## WRITTEN PROBLEM
Leave the pictures out and print every record below exactly as it stands.

## LISTING

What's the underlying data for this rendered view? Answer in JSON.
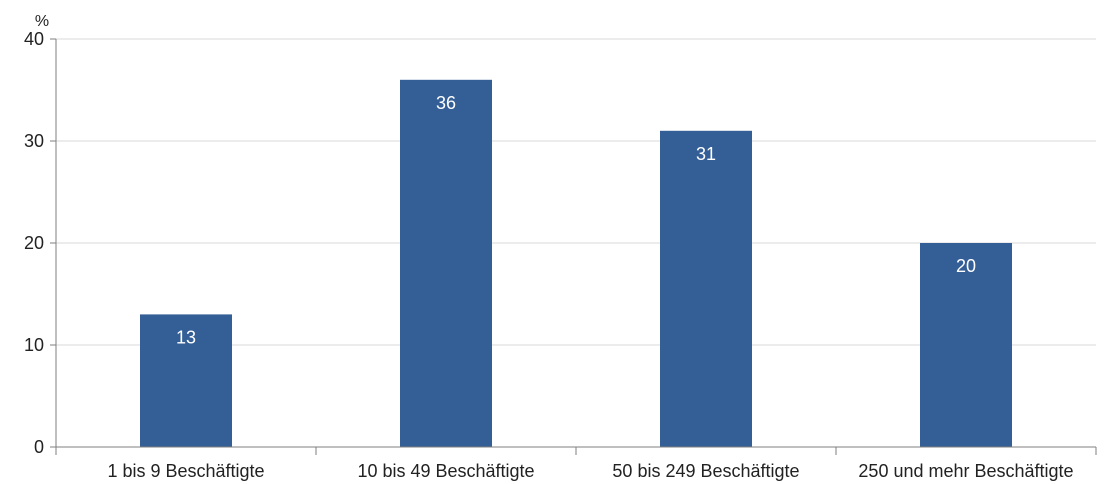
{
  "chart_data": {
    "type": "bar",
    "ylabel": "%",
    "categories": [
      "1 bis 9 Beschäftigte",
      "10 bis 49 Beschäftigte",
      "50 bis 249 Beschäftigte",
      "250 und mehr Beschäftigte"
    ],
    "values": [
      13,
      36,
      31,
      20
    ],
    "value_labels": [
      "13",
      "36",
      "31",
      "20"
    ],
    "ylim": [
      0,
      40
    ],
    "yticks": [
      0,
      10,
      20,
      30,
      40
    ],
    "grid": true,
    "legend": "none",
    "colors": {
      "bar": "#335f96"
    }
  }
}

## EXERCISE RESPONSE
What's the underlying data for this rendered view? Answer in JSON.
{
  "chart_data": {
    "type": "bar",
    "ylabel": "%",
    "categories": [
      "1 bis 9 Beschäftigte",
      "10 bis 49 Beschäftigte",
      "50 bis 249 Beschäftigte",
      "250 und mehr Beschäftigte"
    ],
    "values": [
      13,
      36,
      31,
      20
    ],
    "value_labels": [
      "13",
      "36",
      "31",
      "20"
    ],
    "ylim": [
      0,
      40
    ],
    "yticks": [
      0,
      10,
      20,
      30,
      40
    ],
    "grid": true,
    "legend": "none",
    "colors": {
      "bar": "#335f96"
    }
  }
}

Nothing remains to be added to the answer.